Can all of these lines be returned exactly?

GIVEN INFORMATION:
^^^^

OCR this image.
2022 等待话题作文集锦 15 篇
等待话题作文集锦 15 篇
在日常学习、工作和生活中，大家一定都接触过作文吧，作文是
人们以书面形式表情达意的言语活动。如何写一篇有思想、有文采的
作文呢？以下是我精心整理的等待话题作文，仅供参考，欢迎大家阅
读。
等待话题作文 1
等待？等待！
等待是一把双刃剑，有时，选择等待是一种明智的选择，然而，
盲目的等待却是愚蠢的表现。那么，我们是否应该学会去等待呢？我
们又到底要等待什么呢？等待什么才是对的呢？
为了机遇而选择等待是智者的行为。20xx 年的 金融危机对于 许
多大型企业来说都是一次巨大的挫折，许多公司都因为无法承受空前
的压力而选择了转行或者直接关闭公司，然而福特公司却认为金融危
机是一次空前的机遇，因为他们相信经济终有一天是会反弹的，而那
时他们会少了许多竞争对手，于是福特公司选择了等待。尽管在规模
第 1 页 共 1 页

^^^^

RESULT OF THIS TASK:
OCR this image.
2022 等待话题作文集锦 15 篇
等待话题作文集锦 15 篇
在日常学习、工作和生活中，大家一定都接触过作文吧，作文是
人们以书面形式表情达意的言语活动。如何写一篇有思想、有文采的
作文呢？以下是我精心整理的等待话题作文，仅供参考，欢迎大家阅
读。
等待话题作文 1
等待？等待！
等待是一把双刃剑，有时，选择等待是一种明智的选择，然而，
盲目的等待却是愚蠢的表现。那么，我们是否应该学会去等待呢？我
们又到底要等待什么呢？等待什么才是对的呢？
为了机遇而选择等待是智者的行为。20xx 年的 金融危机对于 许
多大型企业来说都是一次巨大的挫折，许多公司都因为无法承受空前
的压力而选择了转行或者直接关闭公司，然而福特公司却认为金融危
机是一次空前的机遇，因为他们相信经济终有一天是会反弹的，而那
时他们会少了许多竞争对手，于是福特公司选择了等待。尽管在规模
第 1 页 共 1 页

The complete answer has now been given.